Exercise objective:
Quote all of the data that follows exactly as written, skipping the images.

Stored records
(begin)

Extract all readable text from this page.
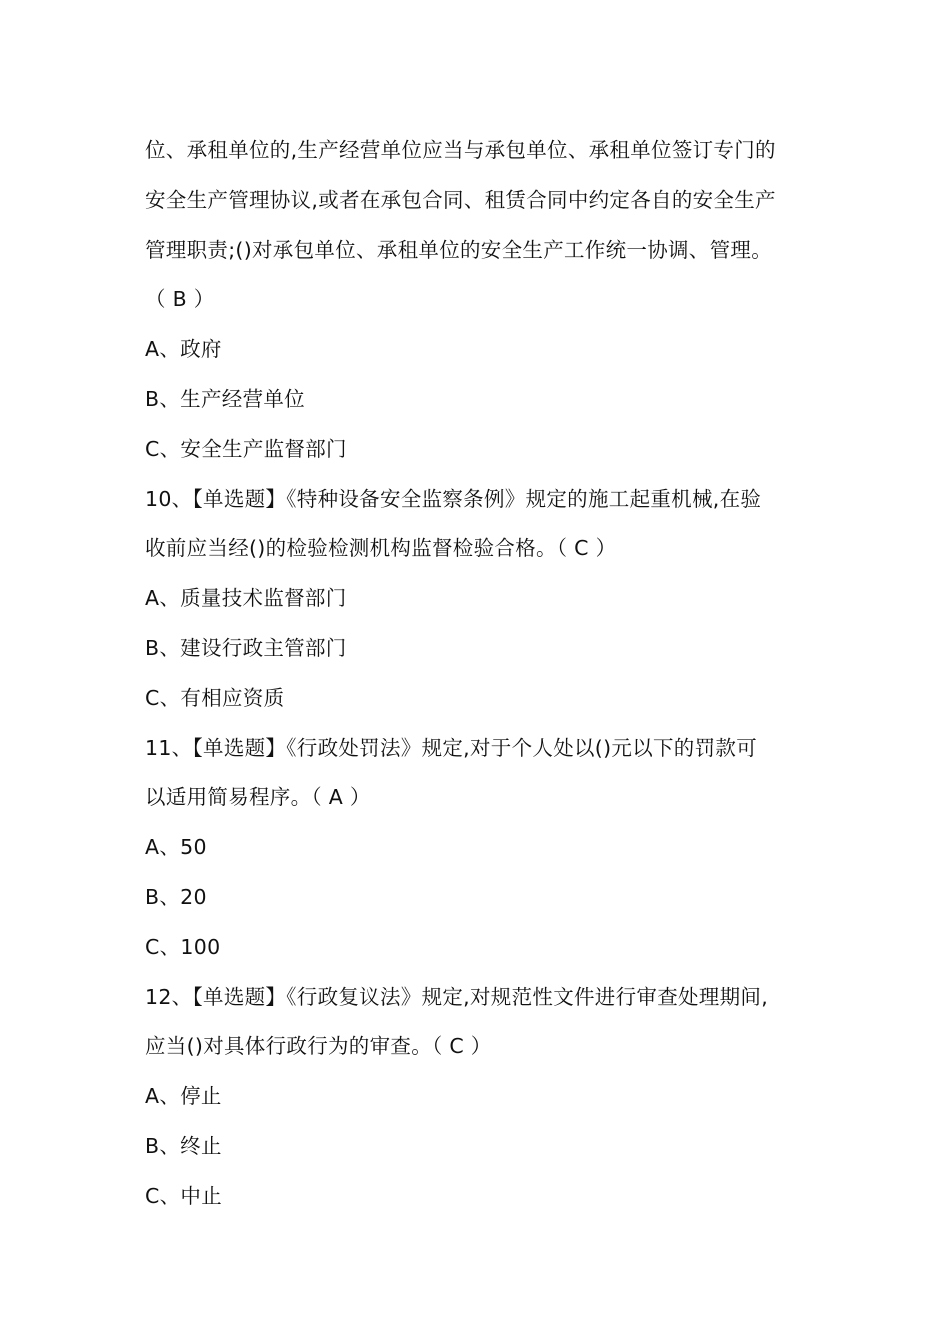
位、承租单位的,生产经营单位应当与承包单位、承租单位签订专门的
安全生产管理协议,或者在承包合同、租赁合同中约定各自的安全生产
管理职责;()对承包单位、承租单位的安全生产工作统一协调、管理。
（ B ）
A、政府
B、生产经营单位
C、安全生产监督部门
10、【单选题】《特种设备安全监察条例》规定的施工起重机械,在验
收前应当经()的检验检测机构监督检验合格。（ C ）
A、质量技术监督部门
B、建设行政主管部门
C、有相应资质
11、【单选题】《行政处罚法》规定,对于个人处以()元以下的罚款可
以适用简易程序。（ A ）
A、50
B、20
C、100
12、【单选题】《行政复议法》规定,对规范性文件进行审查处理期间,
应当()对具体行政行为的审查。（ C ）
A、停止
B、终止
C、中止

(end)

Answer for the task:
Extract all readable text from this page.
位、承租单位的,生产经营单位应当与承包单位、承租单位签订专门的
安全生产管理协议,或者在承包合同、租赁合同中约定各自的安全生产
管理职责;()对承包单位、承租单位的安全生产工作统一协调、管理。
（ B ）
A、政府
B、生产经营单位
C、安全生产监督部门
10、【单选题】《特种设备安全监察条例》规定的施工起重机械,在验
收前应当经()的检验检测机构监督检验合格。（ C ）
A、质量技术监督部门
B、建设行政主管部门
C、有相应资质
11、【单选题】《行政处罚法》规定,对于个人处以()元以下的罚款可
以适用简易程序。（ A ）
A、50
B、20
C、100
12、【单选题】《行政复议法》规定,对规范性文件进行审查处理期间,
应当()对具体行政行为的审查。（ C ）
A、停止
B、终止
C、中止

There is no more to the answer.